DATA TO USE:
## BEGIN
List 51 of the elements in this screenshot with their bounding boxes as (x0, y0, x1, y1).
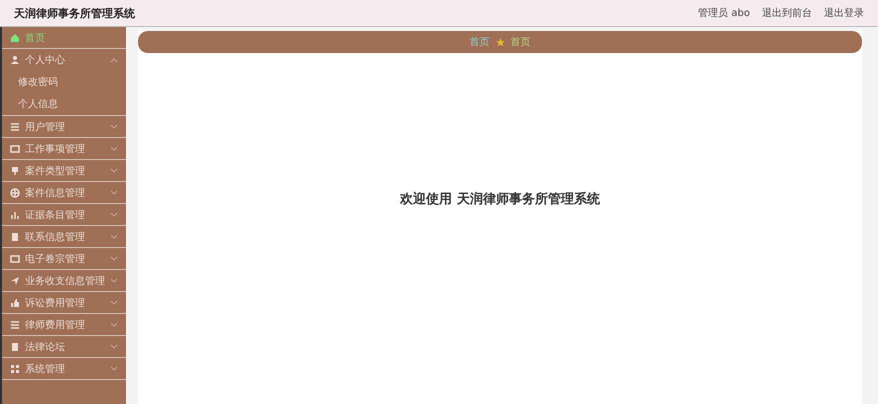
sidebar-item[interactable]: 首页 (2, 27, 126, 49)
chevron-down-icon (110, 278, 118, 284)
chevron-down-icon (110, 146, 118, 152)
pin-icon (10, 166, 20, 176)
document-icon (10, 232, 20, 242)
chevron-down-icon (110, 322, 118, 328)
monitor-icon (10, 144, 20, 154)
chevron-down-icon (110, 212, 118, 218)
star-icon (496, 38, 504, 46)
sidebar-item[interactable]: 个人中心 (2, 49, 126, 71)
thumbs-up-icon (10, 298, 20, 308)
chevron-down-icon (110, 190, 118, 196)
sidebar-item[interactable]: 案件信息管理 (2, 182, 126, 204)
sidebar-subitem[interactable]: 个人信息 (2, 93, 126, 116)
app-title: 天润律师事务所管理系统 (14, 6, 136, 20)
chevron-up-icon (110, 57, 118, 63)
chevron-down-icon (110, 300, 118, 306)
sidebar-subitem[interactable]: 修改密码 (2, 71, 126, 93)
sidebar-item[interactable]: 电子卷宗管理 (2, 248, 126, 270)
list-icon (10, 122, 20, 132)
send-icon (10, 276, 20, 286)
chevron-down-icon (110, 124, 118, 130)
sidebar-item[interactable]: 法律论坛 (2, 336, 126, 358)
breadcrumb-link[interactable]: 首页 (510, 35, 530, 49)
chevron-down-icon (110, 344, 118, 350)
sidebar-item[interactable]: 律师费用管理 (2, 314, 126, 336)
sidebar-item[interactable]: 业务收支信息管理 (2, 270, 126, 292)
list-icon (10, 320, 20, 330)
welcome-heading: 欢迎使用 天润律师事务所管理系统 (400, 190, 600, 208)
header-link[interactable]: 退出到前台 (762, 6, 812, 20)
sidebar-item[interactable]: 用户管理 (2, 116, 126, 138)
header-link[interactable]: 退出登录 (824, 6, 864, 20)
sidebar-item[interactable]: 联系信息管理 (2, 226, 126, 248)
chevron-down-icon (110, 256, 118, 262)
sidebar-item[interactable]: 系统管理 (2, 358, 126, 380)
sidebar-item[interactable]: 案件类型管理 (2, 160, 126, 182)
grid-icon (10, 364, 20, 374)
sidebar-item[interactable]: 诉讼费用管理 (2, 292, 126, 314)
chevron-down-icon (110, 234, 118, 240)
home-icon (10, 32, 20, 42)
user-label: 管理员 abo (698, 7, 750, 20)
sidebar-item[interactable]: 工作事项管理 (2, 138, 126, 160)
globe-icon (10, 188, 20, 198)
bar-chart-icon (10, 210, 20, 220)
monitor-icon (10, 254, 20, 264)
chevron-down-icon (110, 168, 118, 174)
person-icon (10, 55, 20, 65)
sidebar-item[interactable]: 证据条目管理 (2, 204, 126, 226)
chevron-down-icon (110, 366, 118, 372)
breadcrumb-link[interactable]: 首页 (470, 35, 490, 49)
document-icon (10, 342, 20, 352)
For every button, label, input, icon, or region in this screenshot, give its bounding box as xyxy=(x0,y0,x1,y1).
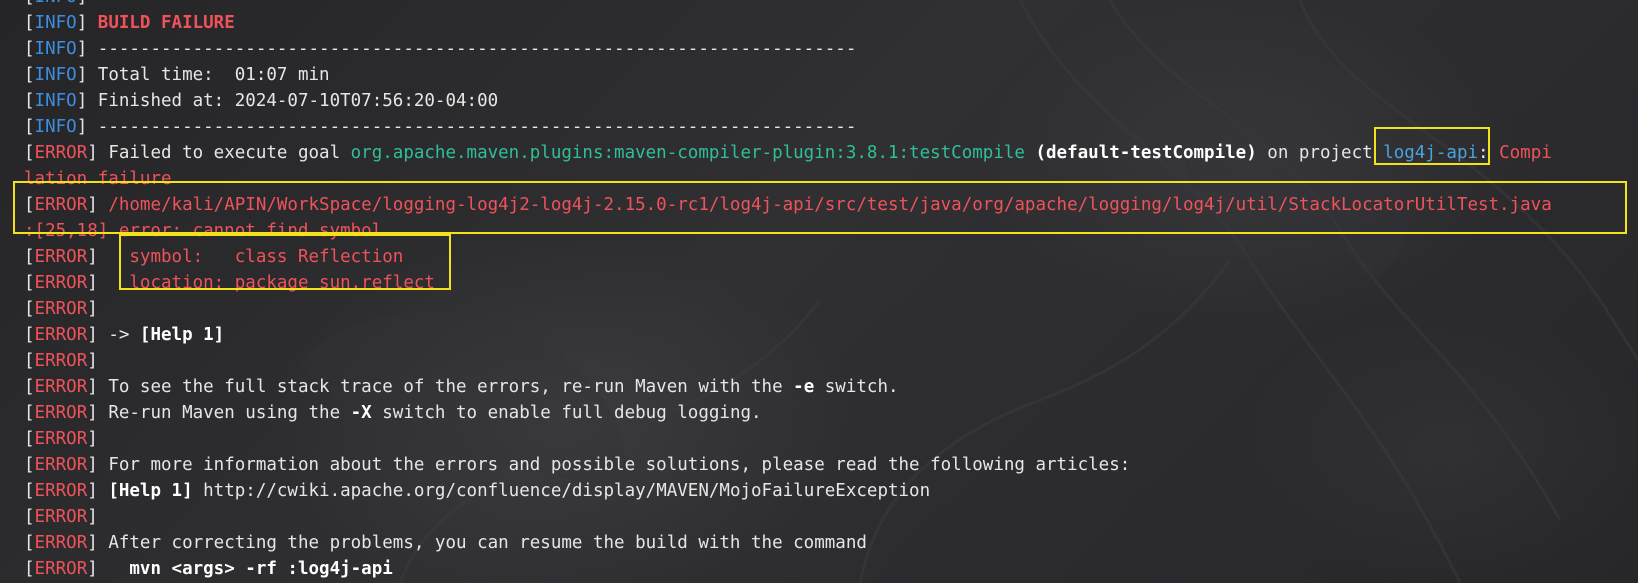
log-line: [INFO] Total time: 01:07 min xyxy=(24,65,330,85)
## END
EXERCISE DETAILS:
Format every line of the material above as a JSON array of strings, one string per line. Omit blank lines and the picture placeholders.

COMPLETED TASK:
[
  "List 51 of the elements in this screenshot with their bounding boxes as (x0, y0, x1, y1).",
  "sidebar-item[interactable]: 首页 (2, 27, 126, 49)",
  "chevron-down-icon (110, 278, 118, 284)",
  "chevron-down-icon (110, 146, 118, 152)",
  "pin-icon (10, 166, 20, 176)",
  "document-icon (10, 232, 20, 242)",
  "chevron-down-icon (110, 322, 118, 328)",
  "monitor-icon (10, 144, 20, 154)",
  "chevron-down-icon (110, 212, 118, 218)",
  "star-icon (496, 38, 504, 46)",
  "sidebar-item[interactable]: 个人中心 (2, 49, 126, 71)",
  "thumbs-up-icon (10, 298, 20, 308)",
  "chevron-down-icon (110, 190, 118, 196)",
  "sidebar-item[interactable]: 案件信息管理 (2, 182, 126, 204)",
  "sidebar-subitem[interactable]: 个人信息 (2, 93, 126, 116)",
  "app-title: 天润律师事务所管理系统 (14, 6, 136, 20)",
  "chevron-up-icon (110, 57, 118, 63)",
  "chevron-down-icon (110, 300, 118, 306)",
  "sidebar-subitem[interactable]: 修改密码 (2, 71, 126, 93)",
  "sidebar-item[interactable]: 电子卷宗管理 (2, 248, 126, 270)",
  "list-icon (10, 122, 20, 132)",
  "send-icon (10, 276, 20, 286)",
  "chevron-down-icon (110, 124, 118, 130)",
  "sidebar-item[interactable]: 法律论坛 (2, 336, 126, 358)",
  "breadcrumb-link[interactable]: 首页 (510, 35, 530, 49)",
  "chevron-down-icon (110, 344, 118, 350)",
  "sidebar-item[interactable]: 律师费用管理 (2, 314, 126, 336)",
  "sidebar-item[interactable]: 业务收支信息管理 (2, 270, 126, 292)",
  "list-icon (10, 320, 20, 330)",
  "welcome-heading: 欢迎使用 天润律师事务所管理系统 (400, 190, 600, 208)",
  "header-link[interactable]: 退出到前台 (762, 6, 812, 20)",
  "sidebar-item[interactable]: 用户管理 (2, 116, 126, 138)",
  "header-link[interactable]: 退出登录 (824, 6, 864, 20)",
  "sidebar-item[interactable]: 联系信息管理 (2, 226, 126, 248)",
  "chevron-down-icon (110, 256, 118, 262)",
  "sidebar-item[interactable]: 系统管理 (2, 358, 126, 380)",
  "sidebar-item[interactable]: 案件类型管理 (2, 160, 126, 182)",
  "grid-icon (10, 364, 20, 374)",
  "sidebar-item[interactable]: 诉讼费用管理 (2, 292, 126, 314)",
  "chevron-down-icon (110, 234, 118, 240)",
  "home-icon (10, 32, 20, 42)",
  "user-label: 管理员 abo (698, 7, 750, 20)",
  "sidebar-item[interactable]: 工作事项管理 (2, 138, 126, 160)",
  "globe-icon (10, 188, 20, 198)",
  "bar-chart-icon (10, 210, 20, 220)",
  "monitor-icon (10, 254, 20, 264)",
  "chevron-down-icon (110, 168, 118, 174)",
  "person-icon (10, 55, 20, 65)",
  "sidebar-item[interactable]: 证据条目管理 (2, 204, 126, 226)",
  "chevron-down-icon (110, 366, 118, 372)",
  "breadcrumb-link[interactable]: 首页 (470, 35, 490, 49)",
  "document-icon (10, 342, 20, 352)",
  "For every button, label, input, icon, or region in this screenshot, give its bounding box as xyxy=(x0,y0,x1,y1).",
  "log-line: [INFO] Total time: 01:07 min xyxy=(24,65,330,85)"
]